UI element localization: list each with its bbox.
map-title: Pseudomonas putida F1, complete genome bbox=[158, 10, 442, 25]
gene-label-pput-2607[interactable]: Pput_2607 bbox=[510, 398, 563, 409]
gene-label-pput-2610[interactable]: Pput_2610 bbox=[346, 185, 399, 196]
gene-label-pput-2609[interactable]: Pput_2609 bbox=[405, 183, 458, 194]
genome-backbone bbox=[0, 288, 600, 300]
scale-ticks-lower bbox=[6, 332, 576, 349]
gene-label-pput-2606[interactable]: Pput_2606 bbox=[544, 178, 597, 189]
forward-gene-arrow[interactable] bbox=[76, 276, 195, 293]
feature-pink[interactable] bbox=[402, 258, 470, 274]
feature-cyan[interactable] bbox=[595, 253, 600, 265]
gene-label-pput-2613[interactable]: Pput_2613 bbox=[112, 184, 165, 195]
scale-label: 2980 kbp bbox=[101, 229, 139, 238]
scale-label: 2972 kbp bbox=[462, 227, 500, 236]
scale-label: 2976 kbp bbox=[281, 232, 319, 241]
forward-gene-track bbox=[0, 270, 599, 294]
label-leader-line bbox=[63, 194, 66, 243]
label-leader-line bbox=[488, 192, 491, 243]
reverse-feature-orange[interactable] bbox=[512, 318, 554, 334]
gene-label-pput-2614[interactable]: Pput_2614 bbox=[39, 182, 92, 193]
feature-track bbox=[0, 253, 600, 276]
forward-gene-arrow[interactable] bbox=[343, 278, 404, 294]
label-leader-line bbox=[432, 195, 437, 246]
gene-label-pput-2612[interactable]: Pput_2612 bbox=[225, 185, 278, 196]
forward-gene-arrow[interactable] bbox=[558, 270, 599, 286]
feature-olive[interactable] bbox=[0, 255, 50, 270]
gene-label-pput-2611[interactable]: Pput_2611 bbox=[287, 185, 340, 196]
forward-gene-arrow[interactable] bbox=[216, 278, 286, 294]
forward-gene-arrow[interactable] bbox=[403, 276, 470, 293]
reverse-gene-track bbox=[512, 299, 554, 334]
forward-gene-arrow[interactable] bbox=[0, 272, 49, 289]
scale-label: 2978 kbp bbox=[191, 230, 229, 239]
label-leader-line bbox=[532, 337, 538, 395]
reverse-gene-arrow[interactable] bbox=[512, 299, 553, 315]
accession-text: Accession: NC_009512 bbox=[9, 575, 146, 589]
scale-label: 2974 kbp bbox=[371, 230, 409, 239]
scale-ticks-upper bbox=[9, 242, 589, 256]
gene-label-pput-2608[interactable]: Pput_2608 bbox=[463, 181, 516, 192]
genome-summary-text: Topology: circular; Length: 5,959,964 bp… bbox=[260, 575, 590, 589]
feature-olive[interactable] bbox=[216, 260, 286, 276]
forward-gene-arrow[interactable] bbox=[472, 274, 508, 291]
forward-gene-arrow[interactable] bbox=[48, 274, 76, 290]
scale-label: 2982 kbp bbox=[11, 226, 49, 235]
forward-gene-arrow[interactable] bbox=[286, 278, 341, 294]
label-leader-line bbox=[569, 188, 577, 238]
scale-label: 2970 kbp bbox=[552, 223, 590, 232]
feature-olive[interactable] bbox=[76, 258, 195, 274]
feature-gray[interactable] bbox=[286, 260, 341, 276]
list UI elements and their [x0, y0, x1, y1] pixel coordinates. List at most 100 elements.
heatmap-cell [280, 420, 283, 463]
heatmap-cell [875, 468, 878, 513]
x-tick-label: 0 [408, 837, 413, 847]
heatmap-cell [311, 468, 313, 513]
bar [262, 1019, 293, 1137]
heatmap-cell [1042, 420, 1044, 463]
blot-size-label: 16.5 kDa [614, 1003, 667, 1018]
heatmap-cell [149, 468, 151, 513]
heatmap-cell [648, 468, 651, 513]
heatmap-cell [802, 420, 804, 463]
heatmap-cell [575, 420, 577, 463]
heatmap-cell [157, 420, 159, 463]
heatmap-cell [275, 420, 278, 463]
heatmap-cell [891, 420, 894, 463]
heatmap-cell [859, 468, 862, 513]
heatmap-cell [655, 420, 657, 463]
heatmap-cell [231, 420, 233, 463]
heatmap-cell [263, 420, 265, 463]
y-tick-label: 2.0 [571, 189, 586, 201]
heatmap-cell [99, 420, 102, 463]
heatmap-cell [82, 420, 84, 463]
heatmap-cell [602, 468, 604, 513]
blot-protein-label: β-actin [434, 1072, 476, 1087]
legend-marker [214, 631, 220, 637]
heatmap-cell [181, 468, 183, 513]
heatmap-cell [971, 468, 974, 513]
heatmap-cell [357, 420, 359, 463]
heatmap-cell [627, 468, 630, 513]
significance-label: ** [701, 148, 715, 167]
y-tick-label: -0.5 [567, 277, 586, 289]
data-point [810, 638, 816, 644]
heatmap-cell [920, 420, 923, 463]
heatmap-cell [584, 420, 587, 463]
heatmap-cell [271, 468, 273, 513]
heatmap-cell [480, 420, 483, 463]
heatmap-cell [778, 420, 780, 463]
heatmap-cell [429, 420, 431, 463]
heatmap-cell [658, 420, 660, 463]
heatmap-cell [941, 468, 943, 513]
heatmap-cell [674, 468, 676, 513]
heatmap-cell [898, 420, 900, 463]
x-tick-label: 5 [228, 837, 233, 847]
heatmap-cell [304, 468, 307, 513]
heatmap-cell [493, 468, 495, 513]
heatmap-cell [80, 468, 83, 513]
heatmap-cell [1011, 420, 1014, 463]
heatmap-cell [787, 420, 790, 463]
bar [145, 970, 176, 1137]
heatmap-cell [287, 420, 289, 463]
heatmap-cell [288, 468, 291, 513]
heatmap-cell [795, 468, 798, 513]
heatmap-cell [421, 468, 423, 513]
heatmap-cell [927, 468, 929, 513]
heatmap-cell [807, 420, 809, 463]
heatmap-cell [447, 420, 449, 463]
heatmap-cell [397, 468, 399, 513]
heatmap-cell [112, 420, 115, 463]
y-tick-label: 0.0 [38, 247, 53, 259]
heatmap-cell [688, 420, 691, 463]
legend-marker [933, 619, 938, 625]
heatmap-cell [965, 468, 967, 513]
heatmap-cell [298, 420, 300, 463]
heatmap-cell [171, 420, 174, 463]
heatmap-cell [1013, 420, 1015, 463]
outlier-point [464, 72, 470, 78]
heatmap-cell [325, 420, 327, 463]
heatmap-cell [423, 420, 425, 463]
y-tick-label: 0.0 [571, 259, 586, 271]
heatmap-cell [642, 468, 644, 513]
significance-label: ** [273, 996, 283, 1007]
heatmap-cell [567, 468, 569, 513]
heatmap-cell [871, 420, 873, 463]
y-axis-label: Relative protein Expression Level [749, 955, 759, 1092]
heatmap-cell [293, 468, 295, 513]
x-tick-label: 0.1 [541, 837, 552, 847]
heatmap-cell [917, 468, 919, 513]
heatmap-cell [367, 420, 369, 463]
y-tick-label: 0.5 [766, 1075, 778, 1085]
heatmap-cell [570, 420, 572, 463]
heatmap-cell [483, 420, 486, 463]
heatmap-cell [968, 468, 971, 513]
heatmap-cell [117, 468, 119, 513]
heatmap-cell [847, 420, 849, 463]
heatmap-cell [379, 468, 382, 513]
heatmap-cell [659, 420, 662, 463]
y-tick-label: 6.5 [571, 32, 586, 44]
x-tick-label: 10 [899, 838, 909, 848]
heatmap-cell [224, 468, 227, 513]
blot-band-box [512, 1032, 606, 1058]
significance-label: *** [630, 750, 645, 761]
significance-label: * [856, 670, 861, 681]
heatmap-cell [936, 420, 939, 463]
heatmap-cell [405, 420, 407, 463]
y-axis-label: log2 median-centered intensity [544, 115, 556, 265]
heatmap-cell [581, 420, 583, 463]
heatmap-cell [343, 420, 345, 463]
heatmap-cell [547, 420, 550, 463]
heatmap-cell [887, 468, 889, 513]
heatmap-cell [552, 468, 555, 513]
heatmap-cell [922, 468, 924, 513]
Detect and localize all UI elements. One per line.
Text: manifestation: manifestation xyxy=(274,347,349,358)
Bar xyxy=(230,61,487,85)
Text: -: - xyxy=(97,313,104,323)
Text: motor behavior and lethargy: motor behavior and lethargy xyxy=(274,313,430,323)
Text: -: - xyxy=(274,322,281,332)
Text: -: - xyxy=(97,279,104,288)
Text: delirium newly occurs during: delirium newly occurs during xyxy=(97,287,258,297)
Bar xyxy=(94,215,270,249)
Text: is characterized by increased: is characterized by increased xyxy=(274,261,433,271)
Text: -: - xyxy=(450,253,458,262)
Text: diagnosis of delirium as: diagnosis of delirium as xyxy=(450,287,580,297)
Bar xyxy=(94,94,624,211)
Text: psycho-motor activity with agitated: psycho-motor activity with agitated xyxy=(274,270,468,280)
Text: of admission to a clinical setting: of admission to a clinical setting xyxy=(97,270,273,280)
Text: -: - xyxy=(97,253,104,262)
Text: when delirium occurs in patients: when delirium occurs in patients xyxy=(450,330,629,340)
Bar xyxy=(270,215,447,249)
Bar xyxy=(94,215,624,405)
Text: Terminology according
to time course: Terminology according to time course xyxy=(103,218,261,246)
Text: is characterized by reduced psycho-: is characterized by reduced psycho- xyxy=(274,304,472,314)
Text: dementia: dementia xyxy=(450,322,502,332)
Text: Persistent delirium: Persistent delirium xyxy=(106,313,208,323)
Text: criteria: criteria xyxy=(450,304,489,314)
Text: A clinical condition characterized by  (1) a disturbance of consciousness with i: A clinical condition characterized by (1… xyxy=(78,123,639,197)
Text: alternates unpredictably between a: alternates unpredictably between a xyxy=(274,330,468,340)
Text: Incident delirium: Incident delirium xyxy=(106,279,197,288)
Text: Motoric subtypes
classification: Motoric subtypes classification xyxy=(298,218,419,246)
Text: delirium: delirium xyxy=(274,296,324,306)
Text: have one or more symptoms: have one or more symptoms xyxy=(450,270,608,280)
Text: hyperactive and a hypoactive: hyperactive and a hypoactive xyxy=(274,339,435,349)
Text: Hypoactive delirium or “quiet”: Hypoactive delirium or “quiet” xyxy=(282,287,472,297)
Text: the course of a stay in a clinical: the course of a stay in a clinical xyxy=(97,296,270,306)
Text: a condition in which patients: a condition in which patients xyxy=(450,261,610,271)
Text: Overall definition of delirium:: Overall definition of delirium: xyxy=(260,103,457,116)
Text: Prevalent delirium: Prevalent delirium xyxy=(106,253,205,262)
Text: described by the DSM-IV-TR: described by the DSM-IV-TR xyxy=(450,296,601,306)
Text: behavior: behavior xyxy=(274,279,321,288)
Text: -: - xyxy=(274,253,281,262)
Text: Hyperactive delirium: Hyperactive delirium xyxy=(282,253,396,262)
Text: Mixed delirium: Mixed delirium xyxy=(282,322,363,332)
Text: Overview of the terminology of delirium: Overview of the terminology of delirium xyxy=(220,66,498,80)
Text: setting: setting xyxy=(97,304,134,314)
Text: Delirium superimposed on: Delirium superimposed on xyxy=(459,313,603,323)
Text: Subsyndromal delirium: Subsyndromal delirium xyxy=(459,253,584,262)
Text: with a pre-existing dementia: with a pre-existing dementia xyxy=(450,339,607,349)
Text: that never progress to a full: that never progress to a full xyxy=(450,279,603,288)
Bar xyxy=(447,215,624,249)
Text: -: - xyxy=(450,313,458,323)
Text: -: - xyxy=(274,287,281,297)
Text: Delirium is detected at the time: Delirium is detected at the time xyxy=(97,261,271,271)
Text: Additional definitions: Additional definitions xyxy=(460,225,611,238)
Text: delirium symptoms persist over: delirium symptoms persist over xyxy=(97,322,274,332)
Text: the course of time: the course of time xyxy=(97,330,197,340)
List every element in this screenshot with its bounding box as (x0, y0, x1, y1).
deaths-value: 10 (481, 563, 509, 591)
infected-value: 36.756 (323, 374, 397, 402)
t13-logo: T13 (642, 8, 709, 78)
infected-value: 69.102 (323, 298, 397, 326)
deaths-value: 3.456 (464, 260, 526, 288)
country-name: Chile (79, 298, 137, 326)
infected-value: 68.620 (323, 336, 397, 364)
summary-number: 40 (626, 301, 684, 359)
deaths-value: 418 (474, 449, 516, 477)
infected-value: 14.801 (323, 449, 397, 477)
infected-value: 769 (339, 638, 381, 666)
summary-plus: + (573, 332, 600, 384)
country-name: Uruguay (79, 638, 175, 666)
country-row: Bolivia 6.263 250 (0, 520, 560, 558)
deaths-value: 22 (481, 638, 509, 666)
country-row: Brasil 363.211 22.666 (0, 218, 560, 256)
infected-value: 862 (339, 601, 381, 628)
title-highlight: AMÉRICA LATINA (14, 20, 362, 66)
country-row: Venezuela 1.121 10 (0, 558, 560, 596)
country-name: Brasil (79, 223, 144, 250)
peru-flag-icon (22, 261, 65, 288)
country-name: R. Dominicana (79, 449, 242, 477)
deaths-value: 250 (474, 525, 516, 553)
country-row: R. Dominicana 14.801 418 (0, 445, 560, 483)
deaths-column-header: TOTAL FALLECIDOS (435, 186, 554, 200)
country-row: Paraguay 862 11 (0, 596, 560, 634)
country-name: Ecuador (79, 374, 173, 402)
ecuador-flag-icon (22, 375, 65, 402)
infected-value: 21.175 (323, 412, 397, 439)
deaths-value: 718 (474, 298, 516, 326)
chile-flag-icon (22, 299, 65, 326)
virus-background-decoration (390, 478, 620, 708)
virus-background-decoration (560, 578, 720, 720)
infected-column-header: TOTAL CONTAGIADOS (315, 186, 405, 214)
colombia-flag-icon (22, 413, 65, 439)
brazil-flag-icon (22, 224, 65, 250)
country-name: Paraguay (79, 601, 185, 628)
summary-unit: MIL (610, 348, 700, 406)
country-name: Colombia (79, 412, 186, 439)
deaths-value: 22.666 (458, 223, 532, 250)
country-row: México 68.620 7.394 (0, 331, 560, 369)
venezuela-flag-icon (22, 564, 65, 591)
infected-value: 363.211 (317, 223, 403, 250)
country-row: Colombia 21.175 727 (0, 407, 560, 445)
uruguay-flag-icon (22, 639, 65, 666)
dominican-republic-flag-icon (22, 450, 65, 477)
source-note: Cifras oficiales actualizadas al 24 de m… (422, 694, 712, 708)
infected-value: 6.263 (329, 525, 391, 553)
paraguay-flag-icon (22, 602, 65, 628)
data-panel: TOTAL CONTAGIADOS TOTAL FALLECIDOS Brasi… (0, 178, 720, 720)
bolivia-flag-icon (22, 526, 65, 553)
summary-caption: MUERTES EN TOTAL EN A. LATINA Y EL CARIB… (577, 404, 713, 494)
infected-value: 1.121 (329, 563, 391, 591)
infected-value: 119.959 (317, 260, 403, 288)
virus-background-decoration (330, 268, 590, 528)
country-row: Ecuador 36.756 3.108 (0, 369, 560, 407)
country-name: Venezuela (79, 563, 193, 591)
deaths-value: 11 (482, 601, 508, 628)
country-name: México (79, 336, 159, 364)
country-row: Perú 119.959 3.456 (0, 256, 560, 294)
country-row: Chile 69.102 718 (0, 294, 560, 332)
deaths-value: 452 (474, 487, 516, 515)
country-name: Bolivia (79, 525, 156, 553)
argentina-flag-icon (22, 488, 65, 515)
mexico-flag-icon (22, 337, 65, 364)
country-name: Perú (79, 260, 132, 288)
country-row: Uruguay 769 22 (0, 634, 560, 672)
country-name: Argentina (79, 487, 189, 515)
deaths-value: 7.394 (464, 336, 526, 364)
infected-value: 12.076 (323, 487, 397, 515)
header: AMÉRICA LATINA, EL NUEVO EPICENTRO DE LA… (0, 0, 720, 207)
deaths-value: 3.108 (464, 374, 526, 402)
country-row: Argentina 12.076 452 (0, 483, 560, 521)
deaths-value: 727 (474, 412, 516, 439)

......

-- Assignment --
What lines of the preceding data include the string "Brasil"? Pull them out.

-- Expected answer --
country-row: Brasil 363.211 22.666 (0, 218, 560, 256)
country-name: Brasil (79, 223, 144, 250)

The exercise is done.